→ **Written problem**: State how many lines of the entries hold the string "true", and nothing more.

→ **Task material**:
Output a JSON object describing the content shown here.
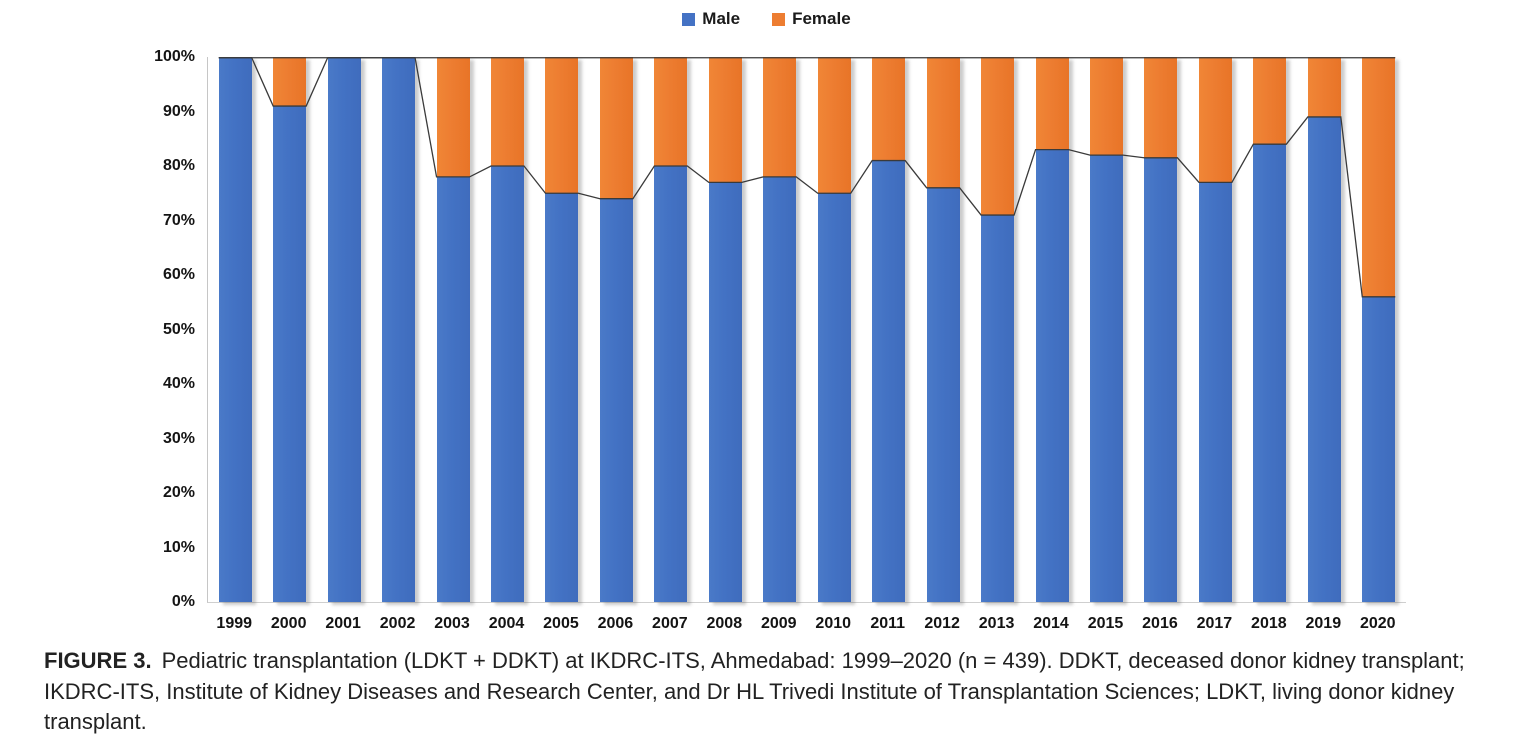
{
  "figure": {
    "caption_label": "FIGURE 3.",
    "caption_text": "Pediatric transplantation (LDKT + DDKT) at IKDRC-ITS, Ahmedabad: 1999–2020 (n = 439). DDKT, deceased donor kidney transplant; IKDRC-ITS, Institute of Kidney Diseases and Research Center, and Dr HL Trivedi Institute of Transplantation Sciences; LDKT, living donor kidney transplant."
  },
  "legend": {
    "items": [
      {
        "label": "Male",
        "color": "#4472C4"
      },
      {
        "label": "Female",
        "color": "#ED7D31"
      }
    ]
  },
  "colors": {
    "male": "#4472C4",
    "female": "#ED7D31",
    "connector_line": "#3a3a3a",
    "axis_line": "#c8c8c8",
    "text": "#141414"
  },
  "chart_data": {
    "type": "bar",
    "stacked": true,
    "stack_total": 100,
    "categories": [
      "1999",
      "2000",
      "2001",
      "2002",
      "2003",
      "2004",
      "2005",
      "2006",
      "2007",
      "2008",
      "2009",
      "2010",
      "2011",
      "2012",
      "2013",
      "2014",
      "2015",
      "2016",
      "2017",
      "2018",
      "2019",
      "2020"
    ],
    "series": [
      {
        "name": "Male",
        "color": "#4472C4",
        "values": [
          100,
          91,
          100,
          100,
          78,
          80,
          75,
          74,
          80,
          77,
          78,
          75,
          81,
          76,
          71,
          83,
          82,
          81.5,
          77,
          84,
          89,
          56
        ]
      },
      {
        "name": "Female",
        "color": "#ED7D31",
        "values": [
          0,
          9,
          0,
          0,
          22,
          20,
          25,
          26,
          20,
          23,
          22,
          25,
          19,
          24,
          29,
          17,
          18,
          18.5,
          23,
          16,
          11,
          44
        ]
      }
    ],
    "xlabel": "",
    "ylabel": "",
    "ylim": [
      0,
      100
    ],
    "y_ticks": [
      "0%",
      "10%",
      "20%",
      "30%",
      "40%",
      "50%",
      "60%",
      "70%",
      "80%",
      "90%",
      "100%"
    ],
    "grid": false,
    "legend_position": "top-center",
    "series_connector_lines": true
  }
}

→ **Result for this task**: 2